Given data
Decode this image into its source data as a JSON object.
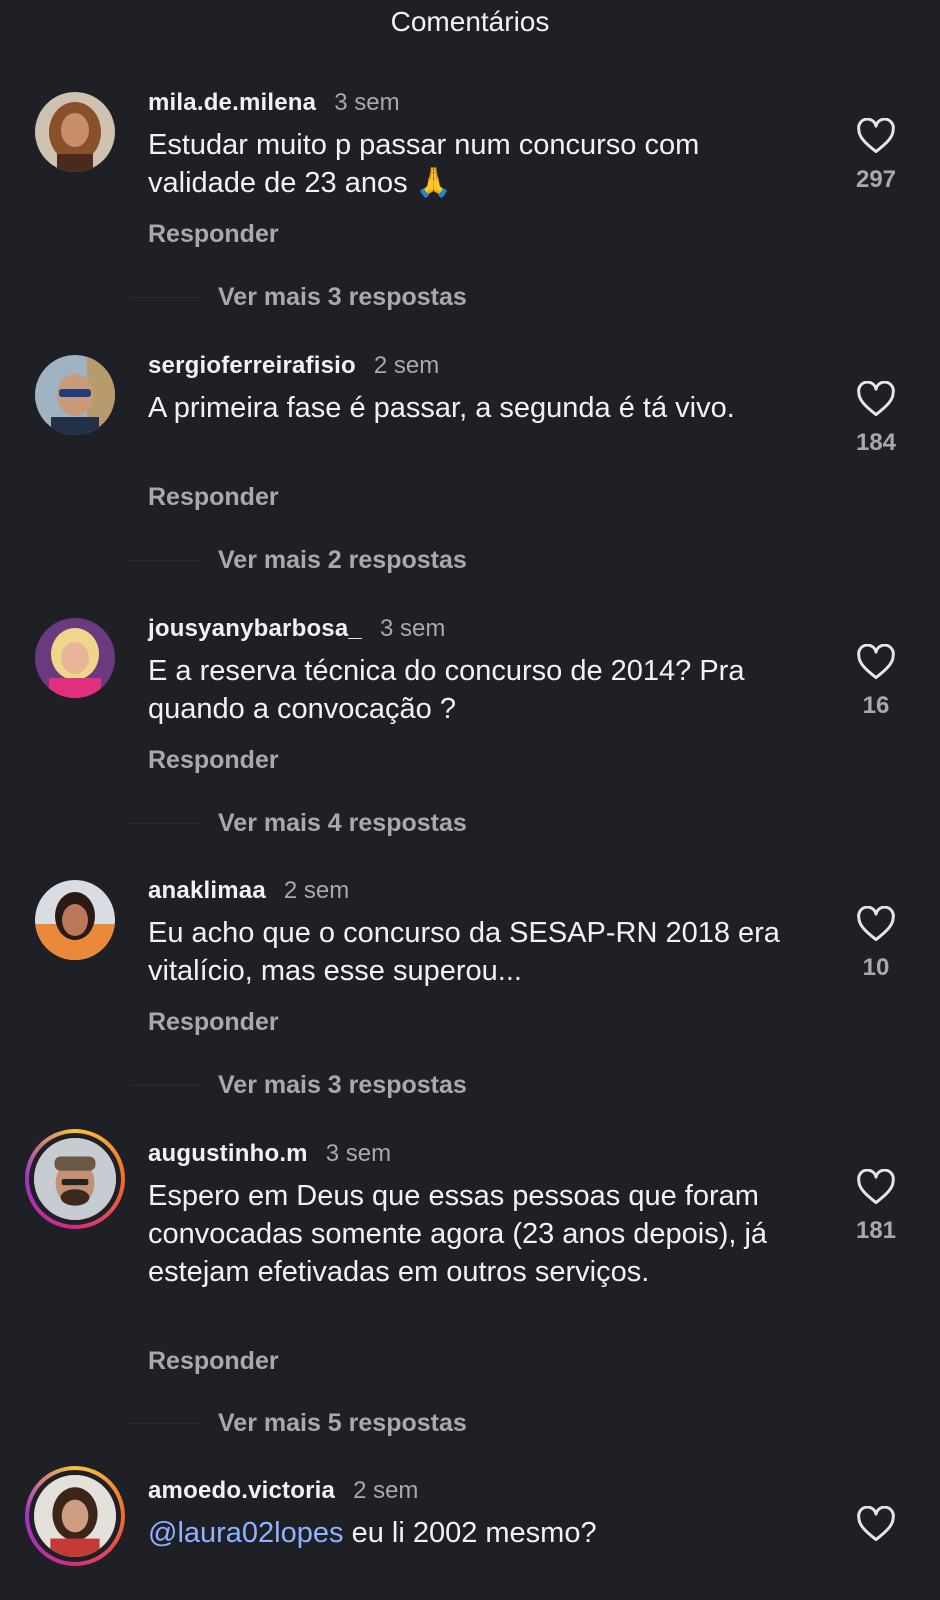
{
  "header": {
    "title": "Comentários"
  },
  "comments": [
    {
      "username": "mila.de.milena",
      "time": "3 sem",
      "text": "Estudar muito p passar num concurso com validade de 23 anos 🙏",
      "reply_label": "Responder",
      "likes": "297",
      "more_replies": "Ver mais 3 respostas"
    },
    {
      "username": "sergioferreirafisio",
      "time": "2 sem",
      "text": "A primeira fase é passar, a segunda é tá vivo.",
      "reply_label": "Responder",
      "likes": "184",
      "more_replies": "Ver mais 2 respostas"
    },
    {
      "username": "jousyanybarbosa_",
      "time": "3 sem",
      "text": "E a reserva técnica do concurso de 2014? Pra quando a convocação ?",
      "reply_label": "Responder",
      "likes": "16",
      "more_replies": "Ver mais 4 respostas"
    },
    {
      "username": "anaklimaa",
      "time": "2 sem",
      "text": "Eu acho que o concurso da SESAP-RN 2018 era vitalício, mas esse superou...",
      "reply_label": "Responder",
      "likes": "10",
      "more_replies": "Ver mais 3 respostas"
    },
    {
      "username": "augustinho.m",
      "time": "3 sem",
      "text": "Espero em Deus que essas pessoas que foram convocadas somente agora (23 anos depois), já estejam efetivadas em outros serviços.",
      "reply_label": "Responder",
      "likes": "181",
      "more_replies": "Ver mais 5 respostas"
    },
    {
      "username": "amoedo.victoria",
      "time": "2 sem",
      "mention": "@laura02lopes",
      "text": " eu li 2002 mesmo?"
    }
  ],
  "icons": {
    "like": "heart-outline-icon",
    "story_ring_colors": [
      "#f9c43a",
      "#f26b2b",
      "#d42d7c",
      "#9b35c6"
    ]
  }
}
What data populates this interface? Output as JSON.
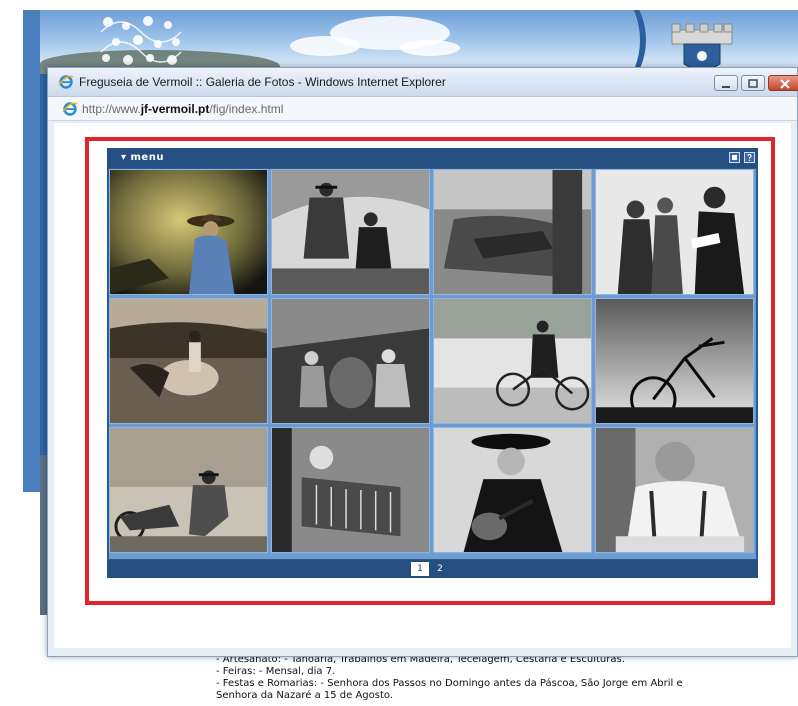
{
  "window": {
    "title": "Freguseia de Vermoil :: Galeria de Fotos - Windows Internet Explorer",
    "url_prefix": "http://www.",
    "url_domain": "jf-vermoil.pt",
    "url_path": "/fig/index.html"
  },
  "gallery": {
    "menu_label": "menu",
    "pages": [
      "1",
      "2"
    ],
    "current_page": "1",
    "photos": [
      {
        "name": "photo-woman-in-hat"
      },
      {
        "name": "photo-men-seated"
      },
      {
        "name": "photo-resting-figure"
      },
      {
        "name": "photo-dancers"
      },
      {
        "name": "photo-field-workers"
      },
      {
        "name": "photo-cooper-workshop"
      },
      {
        "name": "photo-man-with-bicycle"
      },
      {
        "name": "photo-bicycle-silhouette"
      },
      {
        "name": "photo-motorbike-repair"
      },
      {
        "name": "photo-accordion-player"
      },
      {
        "name": "photo-singer-with-guitar"
      },
      {
        "name": "photo-smiling-man"
      }
    ]
  },
  "page_text": {
    "line1": "- Artesanato: - Tanoaria, Trabalhos em Madeira, Tecelagem, Cestaria e Esculturas.",
    "line2": "- Feiras: - Mensal, dia 7.",
    "line3": "- Festas e Romarias: - Senhora dos Passos no Domingo antes da Páscoa, São Jorge em Abril e",
    "line4": "Senhora da Nazaré a 15 de Agosto."
  },
  "colors": {
    "highlight_frame": "#e0252a",
    "gallery_bar": "#244f80",
    "thumb_border": "#8fb6e2"
  }
}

Stated task
Looking at the records above, extract only the lines from the one with "What data populates" through the last line, exactly, with the pictures left out.

Written response
What data populates this interface? Output as JSON.
{
  "window": {
    "title": "Freguseia de Vermoil :: Galeria de Fotos - Windows Internet Explorer",
    "url_prefix": "http://www.",
    "url_domain": "jf-vermoil.pt",
    "url_path": "/fig/index.html"
  },
  "gallery": {
    "menu_label": "menu",
    "pages": [
      "1",
      "2"
    ],
    "current_page": "1",
    "photos": [
      {
        "name": "photo-woman-in-hat"
      },
      {
        "name": "photo-men-seated"
      },
      {
        "name": "photo-resting-figure"
      },
      {
        "name": "photo-dancers"
      },
      {
        "name": "photo-field-workers"
      },
      {
        "name": "photo-cooper-workshop"
      },
      {
        "name": "photo-man-with-bicycle"
      },
      {
        "name": "photo-bicycle-silhouette"
      },
      {
        "name": "photo-motorbike-repair"
      },
      {
        "name": "photo-accordion-player"
      },
      {
        "name": "photo-singer-with-guitar"
      },
      {
        "name": "photo-smiling-man"
      }
    ]
  },
  "page_text": {
    "line1": "- Artesanato: - Tanoaria, Trabalhos em Madeira, Tecelagem, Cestaria e Esculturas.",
    "line2": "- Feiras: - Mensal, dia 7.",
    "line3": "- Festas e Romarias: - Senhora dos Passos no Domingo antes da Páscoa, São Jorge em Abril e",
    "line4": "Senhora da Nazaré a 15 de Agosto."
  },
  "colors": {
    "highlight_frame": "#e0252a",
    "gallery_bar": "#244f80",
    "thumb_border": "#8fb6e2"
  }
}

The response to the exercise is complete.